## Texte extrait
# # # # #

Médecine : l'ascension de la thérapie génique
Mucoviscidose, myopathie, hémophilie, mais aussi cancer du rein, du côlon, sida, maladie de Parkinson et d'Alzheimer, en moins de trois ans la thérapie génique est passée de la théorie et des premières expériences pionnières à l'application à toutes sortes de maladies.
L'ADN médicament
En 1990, des chercheurs des National Institutes of Health aux États-Unis utilisaient pour la première fois la thérapie génique dans un protocole destiné à corriger, chez une petite fille de quatre ans, un désordre immunologique grave dû à l'absence d'une enzyme. L'opération consistait à prélever certaines cellules sanguines de l'enfant – des lymphocytes – pour y insérer une « bonne » copie du gène non fonctionnel. Les cellules ainsi génétiquement transformées ont ensuite été réintroduites dans l'organisme et ont produit l'enzyme manquante, l'ADA. Trois ans après, la fillette se porte bien. Seule ombre au tableau : son traitement doit être renouvelé tous les six mois, car les lymphocytes finissent par mourir, remplacés par de nouvelles cellules sans le « bon » gène.

# # # # #

## Entrées extraites
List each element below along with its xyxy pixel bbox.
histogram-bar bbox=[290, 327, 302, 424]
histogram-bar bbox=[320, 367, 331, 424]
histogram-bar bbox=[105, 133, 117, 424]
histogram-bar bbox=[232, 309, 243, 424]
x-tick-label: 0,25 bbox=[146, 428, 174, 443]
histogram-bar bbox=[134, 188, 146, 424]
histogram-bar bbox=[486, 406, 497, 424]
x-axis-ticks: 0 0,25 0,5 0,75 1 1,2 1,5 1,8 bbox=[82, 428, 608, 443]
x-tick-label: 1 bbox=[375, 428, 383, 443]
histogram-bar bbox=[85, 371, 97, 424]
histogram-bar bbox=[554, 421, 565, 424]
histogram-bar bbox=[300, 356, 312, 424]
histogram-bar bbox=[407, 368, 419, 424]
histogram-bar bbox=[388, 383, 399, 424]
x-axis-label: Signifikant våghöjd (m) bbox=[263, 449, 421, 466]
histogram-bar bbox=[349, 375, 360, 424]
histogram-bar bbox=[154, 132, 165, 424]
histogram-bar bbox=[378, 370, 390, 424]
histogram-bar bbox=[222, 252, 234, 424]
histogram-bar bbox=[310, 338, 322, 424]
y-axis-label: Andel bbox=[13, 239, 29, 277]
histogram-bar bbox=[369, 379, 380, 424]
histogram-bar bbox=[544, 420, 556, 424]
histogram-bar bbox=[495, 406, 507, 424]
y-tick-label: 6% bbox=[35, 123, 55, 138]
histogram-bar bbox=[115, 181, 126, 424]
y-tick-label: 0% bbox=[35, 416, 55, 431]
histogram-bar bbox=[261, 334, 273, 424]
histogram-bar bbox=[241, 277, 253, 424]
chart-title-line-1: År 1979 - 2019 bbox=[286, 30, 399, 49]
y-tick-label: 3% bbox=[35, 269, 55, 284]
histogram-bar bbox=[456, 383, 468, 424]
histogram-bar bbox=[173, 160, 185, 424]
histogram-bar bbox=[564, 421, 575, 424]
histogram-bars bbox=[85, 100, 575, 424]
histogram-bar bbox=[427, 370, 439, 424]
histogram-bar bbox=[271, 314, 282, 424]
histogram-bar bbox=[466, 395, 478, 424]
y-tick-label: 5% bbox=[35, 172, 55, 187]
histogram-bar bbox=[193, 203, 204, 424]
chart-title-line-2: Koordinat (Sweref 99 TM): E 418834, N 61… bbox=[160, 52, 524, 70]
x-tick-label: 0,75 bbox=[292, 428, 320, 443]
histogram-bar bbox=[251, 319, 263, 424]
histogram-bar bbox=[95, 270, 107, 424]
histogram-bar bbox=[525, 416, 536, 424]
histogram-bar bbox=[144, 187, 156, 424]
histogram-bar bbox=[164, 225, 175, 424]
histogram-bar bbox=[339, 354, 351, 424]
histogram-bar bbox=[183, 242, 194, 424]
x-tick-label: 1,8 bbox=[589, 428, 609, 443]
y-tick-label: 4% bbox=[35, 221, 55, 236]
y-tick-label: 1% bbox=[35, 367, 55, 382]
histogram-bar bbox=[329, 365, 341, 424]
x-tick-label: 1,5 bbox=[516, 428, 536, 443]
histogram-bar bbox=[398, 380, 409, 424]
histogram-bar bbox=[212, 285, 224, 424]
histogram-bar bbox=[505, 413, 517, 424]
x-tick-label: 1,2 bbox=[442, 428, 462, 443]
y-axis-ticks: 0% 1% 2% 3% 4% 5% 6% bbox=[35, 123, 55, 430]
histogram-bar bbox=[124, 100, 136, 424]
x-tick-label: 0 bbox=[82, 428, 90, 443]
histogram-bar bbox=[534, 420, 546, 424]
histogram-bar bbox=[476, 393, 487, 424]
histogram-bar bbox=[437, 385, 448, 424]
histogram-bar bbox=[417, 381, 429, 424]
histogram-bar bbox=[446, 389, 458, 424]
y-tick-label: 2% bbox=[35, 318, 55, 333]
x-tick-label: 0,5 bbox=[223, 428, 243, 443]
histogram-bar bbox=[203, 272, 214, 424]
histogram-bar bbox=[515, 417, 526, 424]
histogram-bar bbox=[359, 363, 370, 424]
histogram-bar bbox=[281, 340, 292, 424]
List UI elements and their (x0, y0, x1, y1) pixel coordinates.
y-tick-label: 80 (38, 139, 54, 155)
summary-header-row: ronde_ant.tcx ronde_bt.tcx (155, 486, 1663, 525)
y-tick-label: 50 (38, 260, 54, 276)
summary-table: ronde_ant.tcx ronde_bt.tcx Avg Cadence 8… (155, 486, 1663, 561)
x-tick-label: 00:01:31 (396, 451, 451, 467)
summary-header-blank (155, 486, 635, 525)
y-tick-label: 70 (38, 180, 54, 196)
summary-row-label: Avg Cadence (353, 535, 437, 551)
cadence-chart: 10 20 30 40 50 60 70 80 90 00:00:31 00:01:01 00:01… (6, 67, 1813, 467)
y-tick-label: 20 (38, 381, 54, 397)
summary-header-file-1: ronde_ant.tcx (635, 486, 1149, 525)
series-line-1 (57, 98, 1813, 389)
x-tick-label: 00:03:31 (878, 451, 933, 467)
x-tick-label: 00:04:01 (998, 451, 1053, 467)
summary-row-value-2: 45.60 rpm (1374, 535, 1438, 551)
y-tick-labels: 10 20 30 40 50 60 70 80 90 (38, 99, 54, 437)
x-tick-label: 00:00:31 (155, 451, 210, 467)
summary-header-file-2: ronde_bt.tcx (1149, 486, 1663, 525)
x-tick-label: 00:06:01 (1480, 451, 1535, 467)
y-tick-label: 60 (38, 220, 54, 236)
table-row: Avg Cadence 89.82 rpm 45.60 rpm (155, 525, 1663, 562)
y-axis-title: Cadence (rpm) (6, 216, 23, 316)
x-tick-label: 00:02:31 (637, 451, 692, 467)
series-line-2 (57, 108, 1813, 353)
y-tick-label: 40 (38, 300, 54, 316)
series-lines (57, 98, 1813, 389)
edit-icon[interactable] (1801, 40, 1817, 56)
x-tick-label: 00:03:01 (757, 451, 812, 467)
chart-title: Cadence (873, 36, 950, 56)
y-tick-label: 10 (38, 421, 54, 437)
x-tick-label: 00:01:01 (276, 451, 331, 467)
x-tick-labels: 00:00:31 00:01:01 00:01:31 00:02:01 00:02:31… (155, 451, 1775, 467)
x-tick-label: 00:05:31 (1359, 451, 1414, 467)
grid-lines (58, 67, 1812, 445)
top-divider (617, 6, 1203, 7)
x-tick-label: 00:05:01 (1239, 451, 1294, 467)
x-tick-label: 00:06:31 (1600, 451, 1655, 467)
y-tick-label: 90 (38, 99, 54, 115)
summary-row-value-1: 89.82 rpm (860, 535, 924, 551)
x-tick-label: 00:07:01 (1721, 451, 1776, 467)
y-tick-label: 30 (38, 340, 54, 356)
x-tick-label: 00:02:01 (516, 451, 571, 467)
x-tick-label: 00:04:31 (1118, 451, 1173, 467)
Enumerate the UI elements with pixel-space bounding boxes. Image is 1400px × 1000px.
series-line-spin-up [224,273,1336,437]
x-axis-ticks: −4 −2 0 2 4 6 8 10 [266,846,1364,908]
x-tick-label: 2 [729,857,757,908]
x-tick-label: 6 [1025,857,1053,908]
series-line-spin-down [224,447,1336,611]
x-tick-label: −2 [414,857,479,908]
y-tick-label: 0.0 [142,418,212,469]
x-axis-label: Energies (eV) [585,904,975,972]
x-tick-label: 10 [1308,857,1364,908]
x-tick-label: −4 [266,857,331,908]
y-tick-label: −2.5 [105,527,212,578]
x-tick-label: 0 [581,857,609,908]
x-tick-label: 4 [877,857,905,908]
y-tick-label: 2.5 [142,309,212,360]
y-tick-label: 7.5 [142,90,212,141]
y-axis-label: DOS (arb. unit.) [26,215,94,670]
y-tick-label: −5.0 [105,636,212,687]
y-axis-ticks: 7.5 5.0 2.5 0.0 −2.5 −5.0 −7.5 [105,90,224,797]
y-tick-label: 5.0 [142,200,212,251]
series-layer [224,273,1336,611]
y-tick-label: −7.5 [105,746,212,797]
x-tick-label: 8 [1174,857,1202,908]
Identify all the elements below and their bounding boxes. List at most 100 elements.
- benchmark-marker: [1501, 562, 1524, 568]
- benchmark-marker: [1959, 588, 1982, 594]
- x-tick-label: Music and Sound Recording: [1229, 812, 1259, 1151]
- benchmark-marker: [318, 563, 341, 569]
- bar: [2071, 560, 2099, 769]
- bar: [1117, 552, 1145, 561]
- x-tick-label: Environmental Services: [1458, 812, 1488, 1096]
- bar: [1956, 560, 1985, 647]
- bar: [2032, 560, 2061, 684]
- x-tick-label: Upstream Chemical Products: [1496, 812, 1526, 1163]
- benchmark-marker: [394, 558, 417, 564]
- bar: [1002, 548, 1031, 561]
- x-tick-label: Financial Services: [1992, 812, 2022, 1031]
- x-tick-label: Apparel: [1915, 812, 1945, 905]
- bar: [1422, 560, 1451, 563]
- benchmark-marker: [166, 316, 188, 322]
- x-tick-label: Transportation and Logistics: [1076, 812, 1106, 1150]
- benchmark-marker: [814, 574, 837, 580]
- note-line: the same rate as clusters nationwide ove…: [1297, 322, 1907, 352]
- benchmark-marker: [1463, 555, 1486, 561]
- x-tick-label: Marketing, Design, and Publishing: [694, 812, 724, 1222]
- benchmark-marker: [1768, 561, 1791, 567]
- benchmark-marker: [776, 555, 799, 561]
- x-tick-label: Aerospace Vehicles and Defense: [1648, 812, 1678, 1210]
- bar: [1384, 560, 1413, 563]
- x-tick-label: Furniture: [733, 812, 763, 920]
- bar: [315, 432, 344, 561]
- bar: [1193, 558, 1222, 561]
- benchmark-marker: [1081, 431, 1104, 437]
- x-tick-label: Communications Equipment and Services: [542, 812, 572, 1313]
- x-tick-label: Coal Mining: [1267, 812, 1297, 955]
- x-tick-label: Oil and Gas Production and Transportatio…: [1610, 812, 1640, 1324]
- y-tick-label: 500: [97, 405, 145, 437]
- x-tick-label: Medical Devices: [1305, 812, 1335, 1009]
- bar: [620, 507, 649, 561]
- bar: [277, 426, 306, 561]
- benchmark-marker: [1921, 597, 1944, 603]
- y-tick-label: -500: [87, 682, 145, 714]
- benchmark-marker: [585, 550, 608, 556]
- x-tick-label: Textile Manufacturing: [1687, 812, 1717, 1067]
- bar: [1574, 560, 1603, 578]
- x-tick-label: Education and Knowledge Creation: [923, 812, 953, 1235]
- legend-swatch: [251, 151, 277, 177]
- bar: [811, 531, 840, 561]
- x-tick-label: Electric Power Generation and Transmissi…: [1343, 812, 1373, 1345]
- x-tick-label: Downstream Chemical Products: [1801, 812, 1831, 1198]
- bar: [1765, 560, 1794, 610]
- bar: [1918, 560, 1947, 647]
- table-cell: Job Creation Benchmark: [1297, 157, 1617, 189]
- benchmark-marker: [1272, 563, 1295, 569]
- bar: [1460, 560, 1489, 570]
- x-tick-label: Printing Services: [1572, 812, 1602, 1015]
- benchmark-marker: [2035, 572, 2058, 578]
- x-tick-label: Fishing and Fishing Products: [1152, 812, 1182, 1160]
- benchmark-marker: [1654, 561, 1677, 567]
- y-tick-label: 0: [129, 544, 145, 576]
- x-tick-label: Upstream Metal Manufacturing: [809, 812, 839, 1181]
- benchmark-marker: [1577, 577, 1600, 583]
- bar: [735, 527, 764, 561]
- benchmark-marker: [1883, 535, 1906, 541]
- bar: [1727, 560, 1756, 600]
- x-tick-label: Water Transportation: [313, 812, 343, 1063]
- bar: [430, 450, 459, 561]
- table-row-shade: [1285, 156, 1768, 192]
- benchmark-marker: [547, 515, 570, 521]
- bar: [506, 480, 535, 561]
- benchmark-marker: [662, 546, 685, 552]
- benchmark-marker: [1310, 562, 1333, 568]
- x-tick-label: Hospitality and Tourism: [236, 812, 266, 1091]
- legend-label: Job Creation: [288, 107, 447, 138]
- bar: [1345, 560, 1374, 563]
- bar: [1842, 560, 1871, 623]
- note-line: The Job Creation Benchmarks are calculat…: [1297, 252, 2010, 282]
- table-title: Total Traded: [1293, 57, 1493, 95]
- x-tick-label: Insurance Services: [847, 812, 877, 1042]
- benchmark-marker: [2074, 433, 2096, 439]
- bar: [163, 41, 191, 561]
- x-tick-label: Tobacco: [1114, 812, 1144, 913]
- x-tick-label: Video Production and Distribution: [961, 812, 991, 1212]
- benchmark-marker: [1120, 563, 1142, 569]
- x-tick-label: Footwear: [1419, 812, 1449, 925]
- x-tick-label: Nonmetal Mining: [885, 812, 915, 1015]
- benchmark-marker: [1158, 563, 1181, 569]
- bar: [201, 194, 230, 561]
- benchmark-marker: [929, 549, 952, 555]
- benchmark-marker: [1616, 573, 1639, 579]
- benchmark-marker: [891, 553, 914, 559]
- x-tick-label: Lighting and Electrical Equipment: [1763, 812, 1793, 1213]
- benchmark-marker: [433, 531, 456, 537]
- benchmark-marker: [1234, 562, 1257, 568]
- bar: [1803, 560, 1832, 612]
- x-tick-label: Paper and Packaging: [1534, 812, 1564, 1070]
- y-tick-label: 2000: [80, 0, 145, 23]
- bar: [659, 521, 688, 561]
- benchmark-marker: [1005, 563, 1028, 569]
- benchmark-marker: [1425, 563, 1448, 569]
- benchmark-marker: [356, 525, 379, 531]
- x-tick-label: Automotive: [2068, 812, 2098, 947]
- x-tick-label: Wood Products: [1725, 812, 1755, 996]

# # # # #

## Activités
1. Répondez brièvement à ces questions sur le texte sur la thérapie génique :
(a) En combien de temps la thérapie génique est-elle passée de la théorie à l'application à toutes sortes de maladies ?
(b) Quelle enzyme manquait à la petite fille traitée en 1990 ?
(c) À quelle fréquence son traitement doit-il être renouvelé ?
2. Reprenez le texte sur la thérapie génique à la suite de sa dernière phrase.
Les entrées n'ont aucun rapport avec le texte sur la thérapie génique.

## Résultats de l'exercice
1.
(a) En moins de trois ans.
(b) L'ADA.
(c) Tous les six mois.

2.
Or, depuis, les recherches en thérapie génique se sont emballées, élargissant le champ des applications, mais aussi apportant des solutions potentielles à certains problèmes. C'est ainsi qu'une équipe de l'Institut Pasteur de Paris travaille, chez des souris, sur un concept tout à fait prometteur, celui des organoïdes. Il s'agit d'un tissu inerte, fabriqué en laboratoire, dans lequel sont placées les cellules modifiées, en l'occurrence des cellules de la peau, les fibroblastes. L'organoïde est ensuite introduit dans le corps des souris et donne naissance à un néo-organe, qui produit de façon continue l'enzyme manquante. L'expérience a été réalisée chez un modèle-souris porteuse d'une maladie proche d'une maladie humaine rare, la maladie de Gaucher.
Huntington : enfin le gène. Une équipe internationale rassemblant six groupes de biologistes, en Californie, dans le Michigan et en Grande-Bretagne, a isolé le gène responsable de la chorée de Huntington. À la surprise des chercheurs, il s'agit d'une séquence d'ADN instable qui se répète et peut s'allonger ou se raccourcir d'une génération à l'autre. Cette découverte ouvre la voie à de nouvelles possibilités diagnostiques pour une maladie caractérisée par des désordres moteurs, une perte cognitive et des manifestations psychiatriques qui n'apparaissent que tardivement, vers 40-50 ans. Elle touche un individu sur 10 000 dans les populations d'origine européenne.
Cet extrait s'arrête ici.